**DATASET EXTRACT:**
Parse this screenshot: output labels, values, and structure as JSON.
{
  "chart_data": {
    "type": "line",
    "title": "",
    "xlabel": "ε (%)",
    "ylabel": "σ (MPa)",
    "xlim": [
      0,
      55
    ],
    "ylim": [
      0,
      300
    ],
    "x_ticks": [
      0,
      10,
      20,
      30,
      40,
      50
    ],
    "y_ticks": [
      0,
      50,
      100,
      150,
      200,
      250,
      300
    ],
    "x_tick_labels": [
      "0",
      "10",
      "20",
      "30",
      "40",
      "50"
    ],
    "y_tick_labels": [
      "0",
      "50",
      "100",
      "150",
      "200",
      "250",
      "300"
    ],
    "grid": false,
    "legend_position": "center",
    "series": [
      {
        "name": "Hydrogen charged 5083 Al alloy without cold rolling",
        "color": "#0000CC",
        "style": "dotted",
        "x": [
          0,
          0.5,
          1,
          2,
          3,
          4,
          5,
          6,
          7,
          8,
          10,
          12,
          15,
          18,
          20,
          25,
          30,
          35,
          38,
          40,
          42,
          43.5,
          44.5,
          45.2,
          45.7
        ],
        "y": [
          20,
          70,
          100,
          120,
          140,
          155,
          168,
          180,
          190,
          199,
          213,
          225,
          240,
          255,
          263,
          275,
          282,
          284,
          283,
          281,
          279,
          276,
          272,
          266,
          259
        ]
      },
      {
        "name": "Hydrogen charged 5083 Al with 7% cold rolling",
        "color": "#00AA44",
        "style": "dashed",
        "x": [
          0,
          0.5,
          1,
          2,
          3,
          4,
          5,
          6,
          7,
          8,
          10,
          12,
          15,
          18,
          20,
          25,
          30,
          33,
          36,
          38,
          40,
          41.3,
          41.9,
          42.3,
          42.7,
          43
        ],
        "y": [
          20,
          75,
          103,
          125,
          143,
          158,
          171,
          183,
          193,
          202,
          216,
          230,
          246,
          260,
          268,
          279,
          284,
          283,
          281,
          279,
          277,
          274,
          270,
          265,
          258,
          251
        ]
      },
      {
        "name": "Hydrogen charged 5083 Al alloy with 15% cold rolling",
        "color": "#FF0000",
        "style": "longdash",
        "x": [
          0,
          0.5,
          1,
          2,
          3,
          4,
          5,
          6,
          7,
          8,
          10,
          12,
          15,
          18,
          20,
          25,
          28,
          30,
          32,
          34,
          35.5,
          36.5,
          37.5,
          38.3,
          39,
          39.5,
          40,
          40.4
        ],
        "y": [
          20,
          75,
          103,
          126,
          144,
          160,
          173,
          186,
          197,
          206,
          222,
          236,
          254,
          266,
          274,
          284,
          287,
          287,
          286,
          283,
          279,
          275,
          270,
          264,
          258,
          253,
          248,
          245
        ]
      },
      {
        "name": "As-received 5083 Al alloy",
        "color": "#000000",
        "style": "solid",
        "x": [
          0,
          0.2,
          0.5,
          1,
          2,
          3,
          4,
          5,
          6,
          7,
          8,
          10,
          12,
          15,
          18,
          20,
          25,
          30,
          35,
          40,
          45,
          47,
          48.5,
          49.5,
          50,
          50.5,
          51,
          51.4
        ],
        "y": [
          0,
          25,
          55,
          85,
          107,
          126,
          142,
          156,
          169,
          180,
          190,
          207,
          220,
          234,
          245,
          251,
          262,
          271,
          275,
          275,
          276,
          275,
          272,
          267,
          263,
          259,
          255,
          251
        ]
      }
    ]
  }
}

**REQUIREMENT:** Copy all the records above precisely.

**REPLY:**
Parse this screenshot: output labels, values, and structure as JSON.
{
  "chart_data": {
    "type": "line",
    "title": "",
    "xlabel": "ε (%)",
    "ylabel": "σ (MPa)",
    "xlim": [
      0,
      55
    ],
    "ylim": [
      0,
      300
    ],
    "x_ticks": [
      0,
      10,
      20,
      30,
      40,
      50
    ],
    "y_ticks": [
      0,
      50,
      100,
      150,
      200,
      250,
      300
    ],
    "x_tick_labels": [
      "0",
      "10",
      "20",
      "30",
      "40",
      "50"
    ],
    "y_tick_labels": [
      "0",
      "50",
      "100",
      "150",
      "200",
      "250",
      "300"
    ],
    "grid": false,
    "legend_position": "center",
    "series": [
      {
        "name": "Hydrogen charged 5083 Al alloy without cold rolling",
        "color": "#0000CC",
        "style": "dotted",
        "x": [
          0,
          0.5,
          1,
          2,
          3,
          4,
          5,
          6,
          7,
          8,
          10,
          12,
          15,
          18,
          20,
          25,
          30,
          35,
          38,
          40,
          42,
          43.5,
          44.5,
          45.2,
          45.7
        ],
        "y": [
          20,
          70,
          100,
          120,
          140,
          155,
          168,
          180,
          190,
          199,
          213,
          225,
          240,
          255,
          263,
          275,
          282,
          284,
          283,
          281,
          279,
          276,
          272,
          266,
          259
        ]
      },
      {
        "name": "Hydrogen charged 5083 Al with 7% cold rolling",
        "color": "#00AA44",
        "style": "dashed",
        "x": [
          0,
          0.5,
          1,
          2,
          3,
          4,
          5,
          6,
          7,
          8,
          10,
          12,
          15,
          18,
          20,
          25,
          30,
          33,
          36,
          38,
          40,
          41.3,
          41.9,
          42.3,
          42.7,
          43
        ],
        "y": [
          20,
          75,
          103,
          125,
          143,
          158,
          171,
          183,
          193,
          202,
          216,
          230,
          246,
          260,
          268,
          279,
          284,
          283,
          281,
          279,
          277,
          274,
          270,
          265,
          258,
          251
        ]
      },
      {
        "name": "Hydrogen charged 5083 Al alloy with 15% cold rolling",
        "color": "#FF0000",
        "style": "longdash",
        "x": [
          0,
          0.5,
          1,
          2,
          3,
          4,
          5,
          6,
          7,
          8,
          10,
          12,
          15,
          18,
          20,
          25,
          28,
          30,
          32,
          34,
          35.5,
          36.5,
          37.5,
          38.3,
          39,
          39.5,
          40,
          40.4
        ],
        "y": [
          20,
          75,
          103,
          126,
          144,
          160,
          173,
          186,
          197,
          206,
          222,
          236,
          254,
          266,
          274,
          284,
          287,
          287,
          286,
          283,
          279,
          275,
          270,
          264,
          258,
          253,
          248,
          245
        ]
      },
      {
        "name": "As-received 5083 Al alloy",
        "color": "#000000",
        "style": "solid",
        "x": [
          0,
          0.2,
          0.5,
          1,
          2,
          3,
          4,
          5,
          6,
          7,
          8,
          10,
          12,
          15,
          18,
          20,
          25,
          30,
          35,
          40,
          45,
          47,
          48.5,
          49.5,
          50,
          50.5,
          51,
          51.4
        ],
        "y": [
          0,
          25,
          55,
          85,
          107,
          126,
          142,
          156,
          169,
          180,
          190,
          207,
          220,
          234,
          245,
          251,
          262,
          271,
          275,
          275,
          276,
          275,
          272,
          267,
          263,
          259,
          255,
          251
        ]
      }
    ]
  }
}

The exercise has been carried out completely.